%%

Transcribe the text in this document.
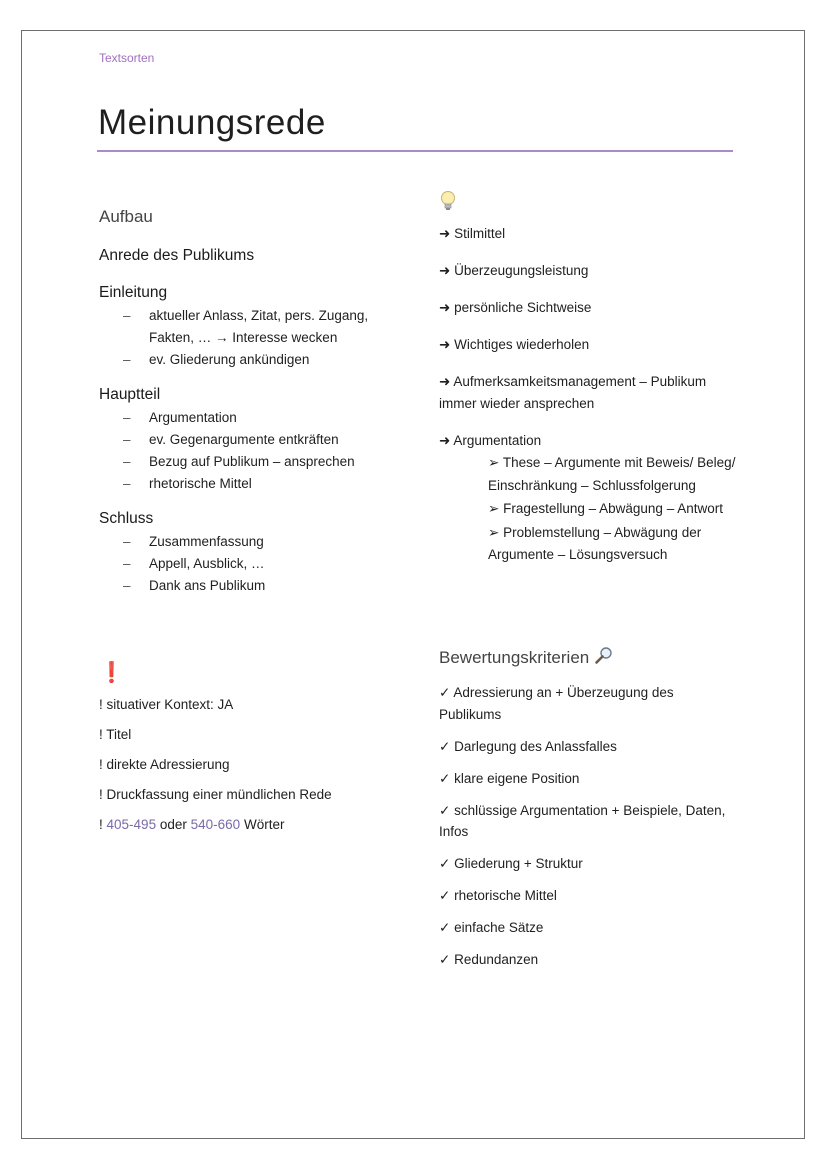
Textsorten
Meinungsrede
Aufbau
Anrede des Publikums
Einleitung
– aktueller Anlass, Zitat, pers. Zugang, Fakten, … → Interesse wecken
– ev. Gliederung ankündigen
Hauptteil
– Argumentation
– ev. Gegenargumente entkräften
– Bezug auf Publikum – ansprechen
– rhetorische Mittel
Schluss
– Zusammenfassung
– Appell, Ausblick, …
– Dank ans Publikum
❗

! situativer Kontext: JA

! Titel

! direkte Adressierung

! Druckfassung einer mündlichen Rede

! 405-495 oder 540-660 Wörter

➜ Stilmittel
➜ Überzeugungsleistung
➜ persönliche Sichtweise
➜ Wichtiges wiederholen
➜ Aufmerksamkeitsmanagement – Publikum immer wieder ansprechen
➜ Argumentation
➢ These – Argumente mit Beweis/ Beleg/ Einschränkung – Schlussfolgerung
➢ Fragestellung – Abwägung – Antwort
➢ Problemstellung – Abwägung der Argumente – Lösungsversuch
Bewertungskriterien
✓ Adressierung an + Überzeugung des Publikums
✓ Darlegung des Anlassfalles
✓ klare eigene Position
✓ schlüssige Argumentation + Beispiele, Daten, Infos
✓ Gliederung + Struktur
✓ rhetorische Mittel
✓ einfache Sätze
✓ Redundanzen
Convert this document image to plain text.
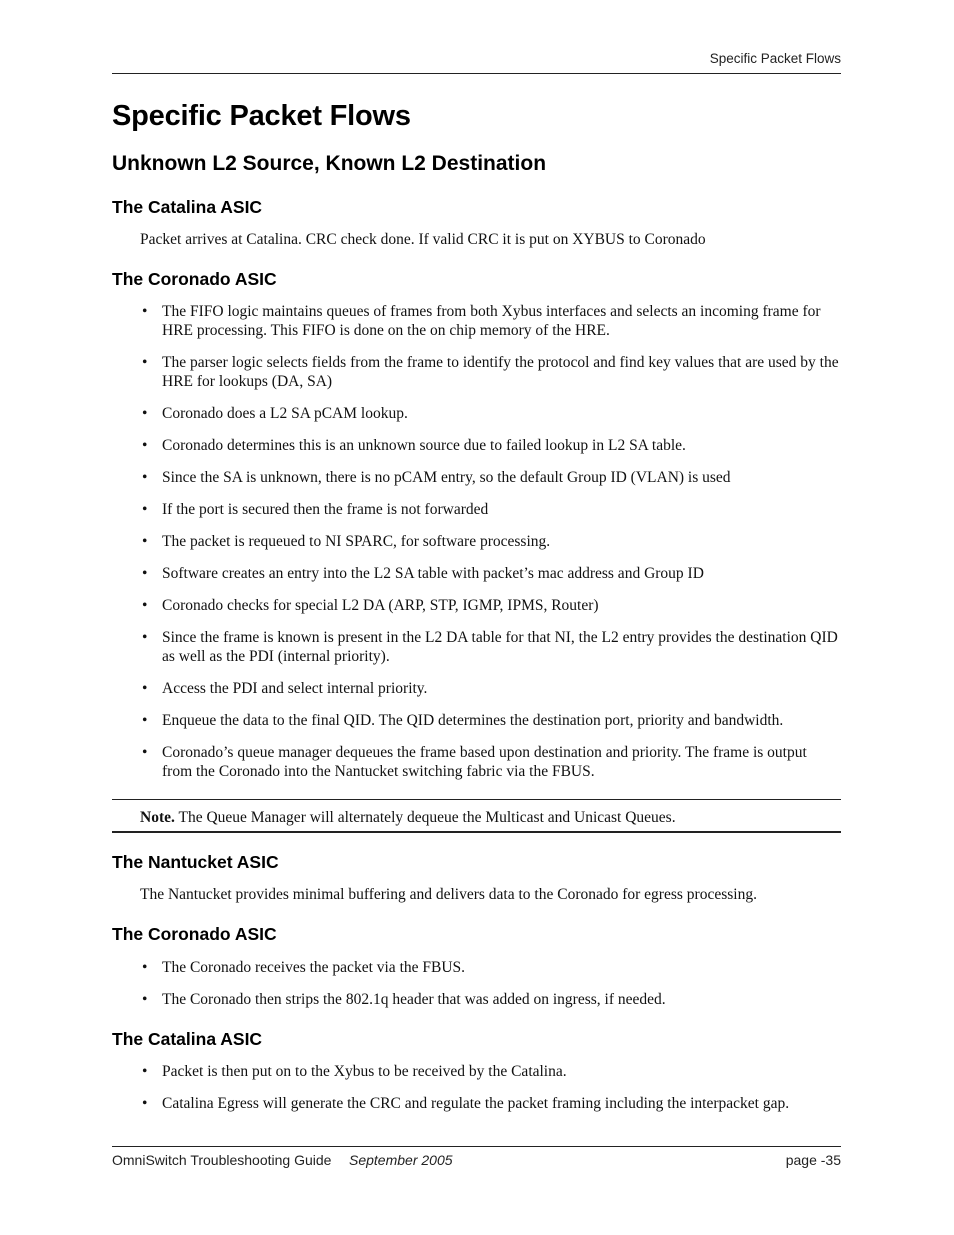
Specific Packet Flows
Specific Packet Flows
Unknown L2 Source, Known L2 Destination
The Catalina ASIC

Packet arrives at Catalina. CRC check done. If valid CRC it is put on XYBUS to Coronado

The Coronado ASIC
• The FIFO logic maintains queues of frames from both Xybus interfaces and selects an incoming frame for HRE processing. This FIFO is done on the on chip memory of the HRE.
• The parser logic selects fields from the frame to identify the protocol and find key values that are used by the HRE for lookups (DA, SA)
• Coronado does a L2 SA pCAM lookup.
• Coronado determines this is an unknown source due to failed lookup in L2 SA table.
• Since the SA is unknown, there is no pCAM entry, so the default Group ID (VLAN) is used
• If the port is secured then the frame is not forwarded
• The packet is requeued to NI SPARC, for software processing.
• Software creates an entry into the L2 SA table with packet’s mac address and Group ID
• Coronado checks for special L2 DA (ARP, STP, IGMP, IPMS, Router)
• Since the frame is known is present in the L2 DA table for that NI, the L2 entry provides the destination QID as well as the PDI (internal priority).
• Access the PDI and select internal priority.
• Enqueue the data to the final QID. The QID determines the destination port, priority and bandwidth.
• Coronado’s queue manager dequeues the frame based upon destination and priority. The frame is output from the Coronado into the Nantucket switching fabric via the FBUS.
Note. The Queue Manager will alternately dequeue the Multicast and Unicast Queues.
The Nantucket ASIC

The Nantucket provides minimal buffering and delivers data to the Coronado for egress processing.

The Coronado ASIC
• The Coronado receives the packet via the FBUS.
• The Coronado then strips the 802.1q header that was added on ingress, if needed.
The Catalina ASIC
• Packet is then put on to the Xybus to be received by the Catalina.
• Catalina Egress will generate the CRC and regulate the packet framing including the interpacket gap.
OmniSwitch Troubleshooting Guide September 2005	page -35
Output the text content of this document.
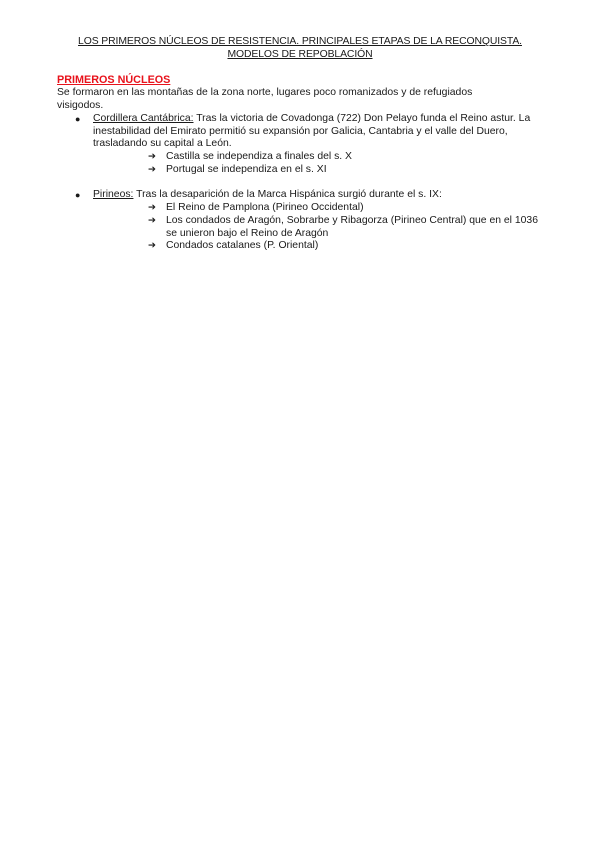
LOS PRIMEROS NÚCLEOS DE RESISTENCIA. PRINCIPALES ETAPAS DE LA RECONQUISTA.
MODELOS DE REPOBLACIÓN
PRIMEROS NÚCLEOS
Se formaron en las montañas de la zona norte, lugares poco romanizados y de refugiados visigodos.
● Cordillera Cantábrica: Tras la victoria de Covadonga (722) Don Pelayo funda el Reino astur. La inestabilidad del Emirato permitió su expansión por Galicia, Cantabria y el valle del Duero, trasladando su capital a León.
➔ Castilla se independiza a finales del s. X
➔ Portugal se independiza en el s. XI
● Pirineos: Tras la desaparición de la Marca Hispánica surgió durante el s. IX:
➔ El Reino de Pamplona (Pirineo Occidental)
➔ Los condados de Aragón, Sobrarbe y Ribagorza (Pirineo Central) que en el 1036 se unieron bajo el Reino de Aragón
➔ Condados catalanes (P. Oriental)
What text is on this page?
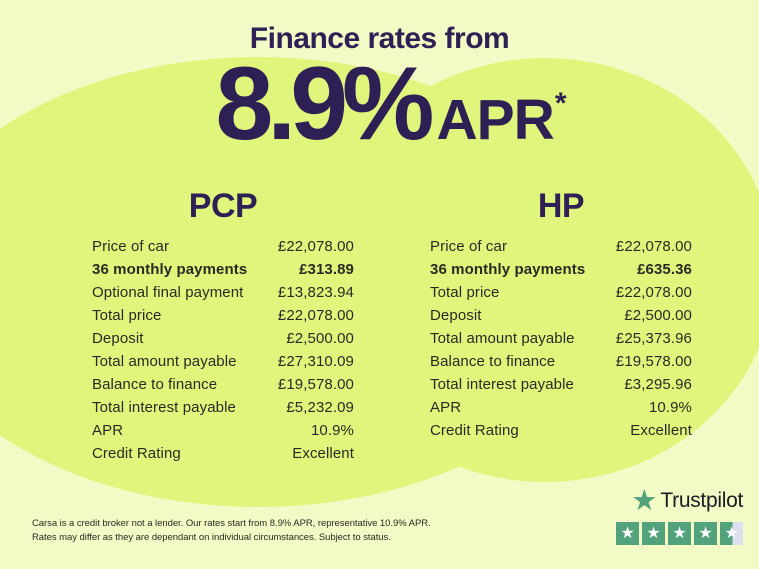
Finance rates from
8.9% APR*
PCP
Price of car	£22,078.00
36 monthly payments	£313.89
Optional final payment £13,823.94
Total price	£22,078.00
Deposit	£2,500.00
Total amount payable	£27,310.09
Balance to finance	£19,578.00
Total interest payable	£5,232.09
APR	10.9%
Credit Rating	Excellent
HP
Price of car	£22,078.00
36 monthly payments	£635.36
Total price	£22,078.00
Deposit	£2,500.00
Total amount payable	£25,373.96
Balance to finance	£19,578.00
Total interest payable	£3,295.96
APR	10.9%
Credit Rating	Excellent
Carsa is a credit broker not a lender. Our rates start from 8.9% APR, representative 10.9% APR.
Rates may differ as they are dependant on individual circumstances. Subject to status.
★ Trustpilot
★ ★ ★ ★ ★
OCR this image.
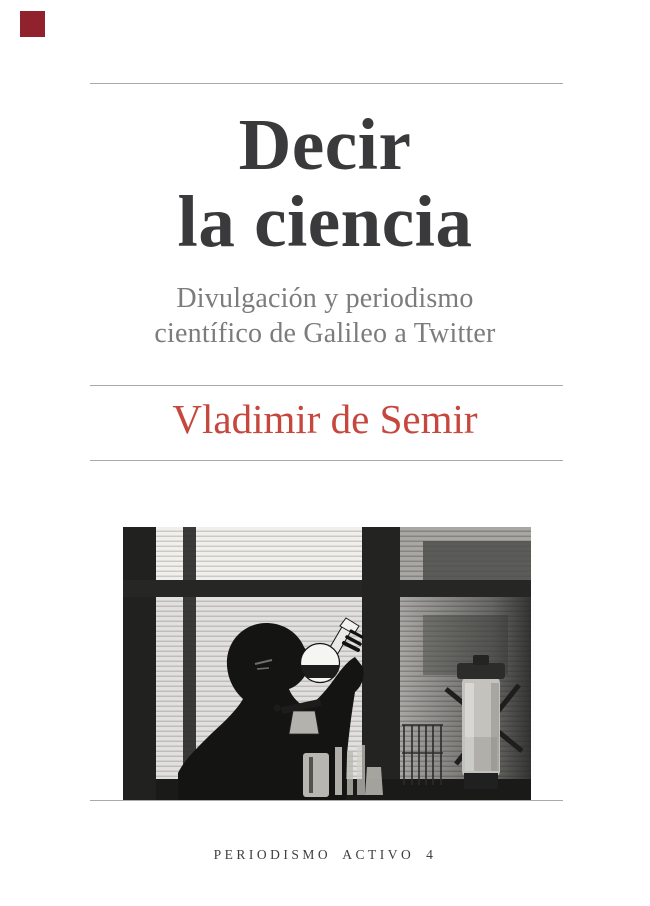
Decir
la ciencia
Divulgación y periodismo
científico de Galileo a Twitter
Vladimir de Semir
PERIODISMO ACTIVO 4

%%

> Task requirements: Find each line that has the word "document", then copy it out.

> Full output:
Transcribe the text in this document.
Convert this document image to plain text.
Output the text content of this document.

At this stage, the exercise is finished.